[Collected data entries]
......

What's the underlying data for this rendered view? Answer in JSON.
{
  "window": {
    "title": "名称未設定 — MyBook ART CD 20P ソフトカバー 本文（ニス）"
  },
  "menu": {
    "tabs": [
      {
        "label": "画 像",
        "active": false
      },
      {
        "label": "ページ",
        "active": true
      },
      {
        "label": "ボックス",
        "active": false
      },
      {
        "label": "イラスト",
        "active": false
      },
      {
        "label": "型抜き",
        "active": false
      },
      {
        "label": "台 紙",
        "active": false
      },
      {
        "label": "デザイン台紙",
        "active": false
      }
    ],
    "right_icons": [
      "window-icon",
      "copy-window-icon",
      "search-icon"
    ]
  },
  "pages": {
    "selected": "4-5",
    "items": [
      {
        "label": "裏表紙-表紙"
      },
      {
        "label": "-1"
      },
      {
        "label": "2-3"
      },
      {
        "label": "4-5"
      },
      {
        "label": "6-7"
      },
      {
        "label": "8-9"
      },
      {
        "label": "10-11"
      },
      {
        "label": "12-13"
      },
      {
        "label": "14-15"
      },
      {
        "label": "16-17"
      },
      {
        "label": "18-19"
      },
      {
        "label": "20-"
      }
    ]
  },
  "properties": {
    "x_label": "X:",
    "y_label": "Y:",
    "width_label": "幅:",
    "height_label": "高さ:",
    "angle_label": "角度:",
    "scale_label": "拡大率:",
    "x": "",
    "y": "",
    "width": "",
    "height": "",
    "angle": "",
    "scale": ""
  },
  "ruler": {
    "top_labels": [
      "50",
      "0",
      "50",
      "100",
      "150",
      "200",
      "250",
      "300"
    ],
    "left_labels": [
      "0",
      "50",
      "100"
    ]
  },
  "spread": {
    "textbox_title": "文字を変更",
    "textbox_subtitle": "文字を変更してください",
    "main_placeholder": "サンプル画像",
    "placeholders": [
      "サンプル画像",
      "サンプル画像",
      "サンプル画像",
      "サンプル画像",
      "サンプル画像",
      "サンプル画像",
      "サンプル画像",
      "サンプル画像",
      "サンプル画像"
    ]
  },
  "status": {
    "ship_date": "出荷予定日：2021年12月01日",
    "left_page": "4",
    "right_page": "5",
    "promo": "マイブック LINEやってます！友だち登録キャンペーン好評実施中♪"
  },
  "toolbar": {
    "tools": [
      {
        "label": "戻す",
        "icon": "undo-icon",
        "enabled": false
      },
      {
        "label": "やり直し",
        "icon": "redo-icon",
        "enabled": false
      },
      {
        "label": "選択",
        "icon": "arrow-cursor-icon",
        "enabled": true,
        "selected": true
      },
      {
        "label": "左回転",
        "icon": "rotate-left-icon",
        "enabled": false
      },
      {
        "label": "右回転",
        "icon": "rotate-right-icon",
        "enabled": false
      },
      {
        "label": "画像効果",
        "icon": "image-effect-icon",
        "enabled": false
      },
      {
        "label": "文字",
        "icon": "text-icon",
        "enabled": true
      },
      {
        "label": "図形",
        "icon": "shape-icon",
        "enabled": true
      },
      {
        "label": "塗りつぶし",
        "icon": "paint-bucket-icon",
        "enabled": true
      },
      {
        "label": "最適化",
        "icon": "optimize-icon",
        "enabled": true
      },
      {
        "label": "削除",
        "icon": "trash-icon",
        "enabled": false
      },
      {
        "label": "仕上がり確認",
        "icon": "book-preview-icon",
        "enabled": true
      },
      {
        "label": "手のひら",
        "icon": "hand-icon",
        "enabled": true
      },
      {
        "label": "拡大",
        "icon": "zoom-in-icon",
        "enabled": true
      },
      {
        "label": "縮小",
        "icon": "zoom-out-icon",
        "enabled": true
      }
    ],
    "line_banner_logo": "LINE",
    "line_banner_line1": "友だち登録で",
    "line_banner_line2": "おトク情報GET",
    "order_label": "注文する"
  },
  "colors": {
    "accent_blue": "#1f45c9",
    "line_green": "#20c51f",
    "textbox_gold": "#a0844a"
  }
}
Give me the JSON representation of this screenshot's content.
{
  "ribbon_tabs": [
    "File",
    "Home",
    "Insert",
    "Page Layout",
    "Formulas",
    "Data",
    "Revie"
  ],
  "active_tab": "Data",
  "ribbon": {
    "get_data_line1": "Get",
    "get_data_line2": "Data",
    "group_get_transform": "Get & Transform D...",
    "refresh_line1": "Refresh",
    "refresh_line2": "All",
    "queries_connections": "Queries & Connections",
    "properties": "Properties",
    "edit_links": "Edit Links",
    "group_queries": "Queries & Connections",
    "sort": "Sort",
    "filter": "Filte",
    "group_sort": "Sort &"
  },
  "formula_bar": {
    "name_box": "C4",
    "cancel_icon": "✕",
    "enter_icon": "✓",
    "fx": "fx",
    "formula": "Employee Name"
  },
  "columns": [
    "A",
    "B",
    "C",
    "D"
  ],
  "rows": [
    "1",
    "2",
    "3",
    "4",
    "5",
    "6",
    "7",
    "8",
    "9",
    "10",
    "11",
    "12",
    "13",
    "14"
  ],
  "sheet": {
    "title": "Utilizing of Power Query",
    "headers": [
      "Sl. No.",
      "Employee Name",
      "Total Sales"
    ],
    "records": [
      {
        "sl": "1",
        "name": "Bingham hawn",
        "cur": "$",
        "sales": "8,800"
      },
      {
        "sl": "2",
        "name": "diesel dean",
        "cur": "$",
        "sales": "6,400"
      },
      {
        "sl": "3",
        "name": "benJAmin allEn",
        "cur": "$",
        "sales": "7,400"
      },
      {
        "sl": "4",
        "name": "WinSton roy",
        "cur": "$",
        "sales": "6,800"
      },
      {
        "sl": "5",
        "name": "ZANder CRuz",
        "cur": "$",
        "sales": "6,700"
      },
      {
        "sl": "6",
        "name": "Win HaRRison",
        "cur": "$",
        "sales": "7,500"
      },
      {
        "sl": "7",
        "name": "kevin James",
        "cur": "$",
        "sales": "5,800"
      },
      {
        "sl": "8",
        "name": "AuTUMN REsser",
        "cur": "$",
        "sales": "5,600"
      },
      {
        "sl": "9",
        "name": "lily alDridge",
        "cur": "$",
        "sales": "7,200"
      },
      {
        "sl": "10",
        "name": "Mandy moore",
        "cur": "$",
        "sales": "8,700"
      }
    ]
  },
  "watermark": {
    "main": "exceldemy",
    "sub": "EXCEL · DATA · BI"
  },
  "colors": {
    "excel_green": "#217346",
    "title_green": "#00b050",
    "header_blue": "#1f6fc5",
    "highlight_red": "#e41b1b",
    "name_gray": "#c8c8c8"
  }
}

......

Return all lines of the material above in which the word "Connections" occurs.

* [Solved problem]:
    "queries_connections": "Queries & Connections",
    "group_queries": "Queries & Connections",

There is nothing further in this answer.